» Data shown

= = = = = = =

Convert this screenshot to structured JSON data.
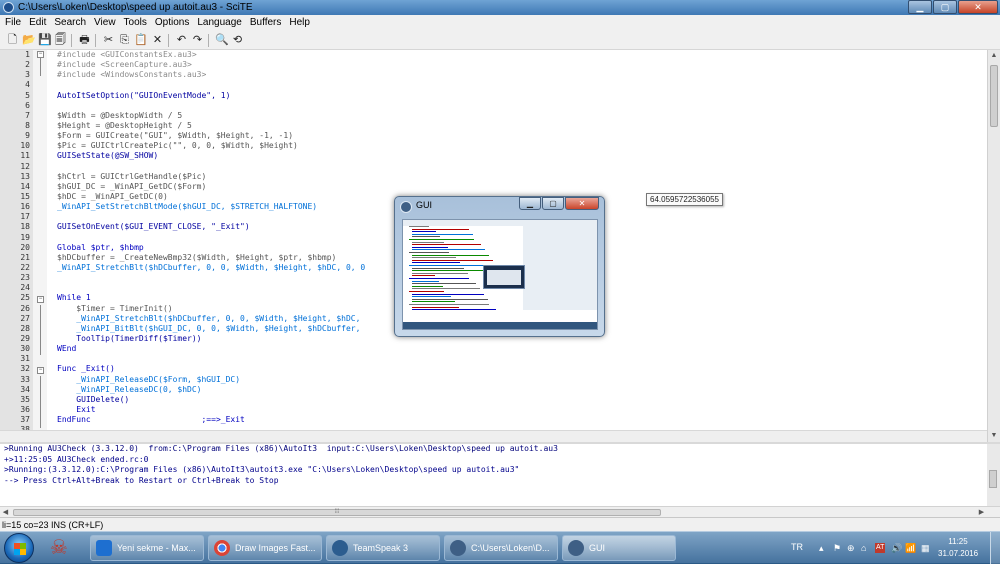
{
  "window": {
    "title": "C:\\Users\\Loken\\Desktop\\speed up autoit.au3 - SciTE",
    "minimize_glyph": "▁",
    "maximize_glyph": "▢",
    "close_glyph": "✕"
  },
  "menu": [
    "File",
    "Edit",
    "Search",
    "View",
    "Tools",
    "Options",
    "Language",
    "Buffers",
    "Help"
  ],
  "toolbar": {
    "icons": [
      "new-file-icon",
      "open-folder-icon",
      "save-icon",
      "save-as-icon",
      "print-icon",
      "cut-icon",
      "copy-icon",
      "paste-icon",
      "delete-icon",
      "undo-icon",
      "redo-icon",
      "find-icon",
      "replace-icon"
    ],
    "glyphs": [
      "🗋",
      "📂",
      "💾",
      "🗐",
      "🖶",
      "✂",
      "⎘",
      "📋",
      "✕",
      "↶",
      "↷",
      "🔍",
      "⟲"
    ]
  },
  "editor": {
    "lines": [
      {
        "n": "1",
        "text": "#include <GUIConstantsEx.au3>"
      },
      {
        "n": "2",
        "text": "#include <ScreenCapture.au3>"
      },
      {
        "n": "3",
        "text": "#include <WindowsConstants.au3>"
      },
      {
        "n": "4",
        "text": ""
      },
      {
        "n": "5",
        "text": "AutoItSetOption(\"GUIOnEventMode\", 1)"
      },
      {
        "n": "6",
        "text": ""
      },
      {
        "n": "7",
        "text": "$Width = @DesktopWidth / 5"
      },
      {
        "n": "8",
        "text": "$Height = @DesktopHeight / 5"
      },
      {
        "n": "9",
        "text": "$Form = GUICreate(\"GUI\", $Width, $Height, -1, -1)"
      },
      {
        "n": "10",
        "text": "$Pic = GUICtrlCreatePic(\"\", 0, 0, $Width, $Height)"
      },
      {
        "n": "11",
        "text": "GUISetState(@SW_SHOW)"
      },
      {
        "n": "12",
        "text": ""
      },
      {
        "n": "13",
        "text": "$hCtrl = GUICtrlGetHandle($Pic)"
      },
      {
        "n": "14",
        "text": "$hGUI_DC = _WinAPI_GetDC($Form)"
      },
      {
        "n": "15",
        "text": "$hDC = _WinAPI_GetDC(0)"
      },
      {
        "n": "16",
        "text": "_WinAPI_SetStretchBltMode($hGUI_DC, $STRETCH_HALFTONE)"
      },
      {
        "n": "17",
        "text": ""
      },
      {
        "n": "18",
        "text": "GUISetOnEvent($GUI_EVENT_CLOSE, \"_Exit\")"
      },
      {
        "n": "19",
        "text": ""
      },
      {
        "n": "20",
        "text": "Global $ptr, $hbmp"
      },
      {
        "n": "21",
        "text": "$hDCbuffer = _CreateNewBmp32($Width, $Height, $ptr, $hbmp)"
      },
      {
        "n": "22",
        "text": "_WinAPI_StretchBlt($hDCbuffer, 0, 0, $Width, $Height, $hDC, 0, 0                          Y)"
      },
      {
        "n": "23",
        "text": ""
      },
      {
        "n": "24",
        "text": ""
      },
      {
        "n": "25",
        "text": "While 1"
      },
      {
        "n": "26",
        "text": "    $Timer = TimerInit()"
      },
      {
        "n": "27",
        "text": "    _WinAPI_StretchBlt($hDCbuffer, 0, 0, $Width, $Height, $hDC,                                    PYCOPY)"
      },
      {
        "n": "28",
        "text": "    _WinAPI_BitBlt($hGUI_DC, 0, 0, $Width, $Height, $hDCbuffer,"
      },
      {
        "n": "29",
        "text": "    ToolTip(TimerDiff($Timer))"
      },
      {
        "n": "30",
        "text": "WEnd"
      },
      {
        "n": "31",
        "text": ""
      },
      {
        "n": "32",
        "text": "Func _Exit()"
      },
      {
        "n": "33",
        "text": "    _WinAPI_ReleaseDC($Form, $hGUI_DC)"
      },
      {
        "n": "34",
        "text": "    _WinAPI_ReleaseDC(0, $hDC)"
      },
      {
        "n": "35",
        "text": "    GUIDelete()"
      },
      {
        "n": "36",
        "text": "    Exit"
      },
      {
        "n": "37",
        "text": "EndFunc                       ;==>_Exit"
      },
      {
        "n": "38",
        "text": ""
      }
    ]
  },
  "output": {
    "lines": [
      ">Running AU3Check (3.3.12.0)  from:C:\\Program Files (x86)\\AutoIt3  input:C:\\Users\\Loken\\Desktop\\speed up autoit.au3",
      "+>11:25:05 AU3Check ended.rc:0",
      ">Running:(3.3.12.0):C:\\Program Files (x86)\\AutoIt3\\autoit3.exe \"C:\\Users\\Loken\\Desktop\\speed up autoit.au3\"",
      "--> Press Ctrl+Alt+Break to Restart or Ctrl+Break to Stop"
    ]
  },
  "hscroll_grip": "⁞⁞⁞",
  "statusbar": {
    "text": "li=15 co=23 INS (CR+LF)"
  },
  "gui_window": {
    "title": "GUI"
  },
  "tooltip": {
    "text": "64.0595722536055"
  },
  "taskbar": {
    "tasks": [
      {
        "label": "Yeni sekme - Max...",
        "icon_color": "#1e6fd0",
        "icon": "maxthon-icon"
      },
      {
        "label": "Draw Images Fast...",
        "icon_color": "#dd4b39",
        "icon": "chrome-icon"
      },
      {
        "label": "TeamSpeak 3",
        "icon_color": "#2c5d8f",
        "icon": "teamspeak-icon"
      },
      {
        "label": "C:\\Users\\Loken\\D...",
        "icon_color": "#3e5f85",
        "icon": "scite-icon"
      },
      {
        "label": "GUI",
        "icon_color": "#3e5f85",
        "icon": "autoit-gui-icon"
      }
    ],
    "lang": "TR",
    "tray_icons": [
      "▴",
      "⚑",
      "⊕",
      "⌂",
      "AT",
      "🔊",
      "📶",
      "▦"
    ],
    "clock_time": "11:25",
    "clock_date": "31.07.2016"
  }
}
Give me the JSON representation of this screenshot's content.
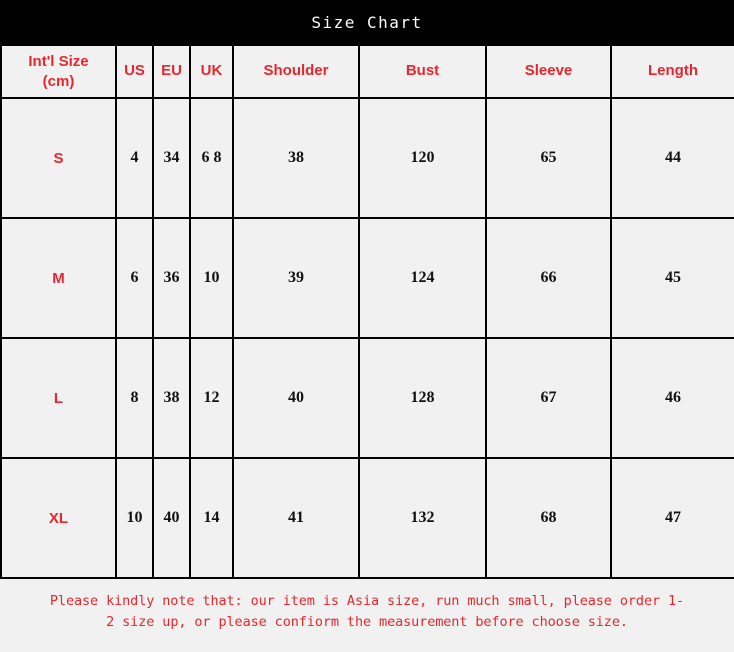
{
  "title": "Size Chart",
  "table": {
    "headers": [
      "Int'l Size (cm)",
      "US",
      "EU",
      "UK",
      "Shoulder",
      "Bust",
      "Sleeve",
      "Length"
    ],
    "header_first_line1": "Int'l Size",
    "header_first_line2": "(cm)",
    "rows": [
      {
        "size": "S",
        "us": "4",
        "eu": "34",
        "uk": "6 8",
        "shoulder": "38",
        "bust": "120",
        "sleeve": "65",
        "length": "44"
      },
      {
        "size": "M",
        "us": "6",
        "eu": "36",
        "uk": "10",
        "shoulder": "39",
        "bust": "124",
        "sleeve": "66",
        "length": "45"
      },
      {
        "size": "L",
        "us": "8",
        "eu": "38",
        "uk": "12",
        "shoulder": "40",
        "bust": "128",
        "sleeve": "67",
        "length": "46"
      },
      {
        "size": "XL",
        "us": "10",
        "eu": "40",
        "uk": "14",
        "shoulder": "41",
        "bust": "132",
        "sleeve": "68",
        "length": "47"
      }
    ]
  },
  "footer": {
    "line1": "Please  kindly note that: our item is Asia size, run much small, please order 1-",
    "line2": "2 size up, or please confiorm the measurement before choose size."
  },
  "colors": {
    "accent_red": "#e8262d",
    "banner_bg": "#000000",
    "banner_text": "#ffffff",
    "cell_bg": "#f1f1f1",
    "grid_line": "#000000",
    "value_text": "#111111"
  },
  "chart_data": {
    "type": "table",
    "title": "Size Chart",
    "columns": [
      "Int'l Size (cm)",
      "US",
      "EU",
      "UK",
      "Shoulder",
      "Bust",
      "Sleeve",
      "Length"
    ],
    "units": "cm",
    "rows": [
      [
        "S",
        "4",
        "34",
        "6 8",
        "38",
        "120",
        "65",
        "44"
      ],
      [
        "M",
        "6",
        "36",
        "10",
        "39",
        "124",
        "66",
        "45"
      ],
      [
        "L",
        "8",
        "38",
        "12",
        "40",
        "128",
        "67",
        "46"
      ],
      [
        "XL",
        "10",
        "40",
        "14",
        "41",
        "132",
        "68",
        "47"
      ]
    ],
    "series": [
      {
        "name": "Shoulder",
        "values": [
          38,
          39,
          40,
          41
        ]
      },
      {
        "name": "Bust",
        "values": [
          120,
          124,
          128,
          132
        ]
      },
      {
        "name": "Sleeve",
        "values": [
          65,
          66,
          67,
          68
        ]
      },
      {
        "name": "Length",
        "values": [
          44,
          45,
          46,
          47
        ]
      }
    ],
    "categories": [
      "S",
      "M",
      "L",
      "XL"
    ],
    "note": "Please  kindly note that: our item is Asia size, run much small, please order 1-2 size up, or please confiorm the measurement before choose size."
  }
}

= = = = = = =

» Written problem
State the number of lines in these entries that include the string "item". Provide nothing beyond that number.

» Worked answer
2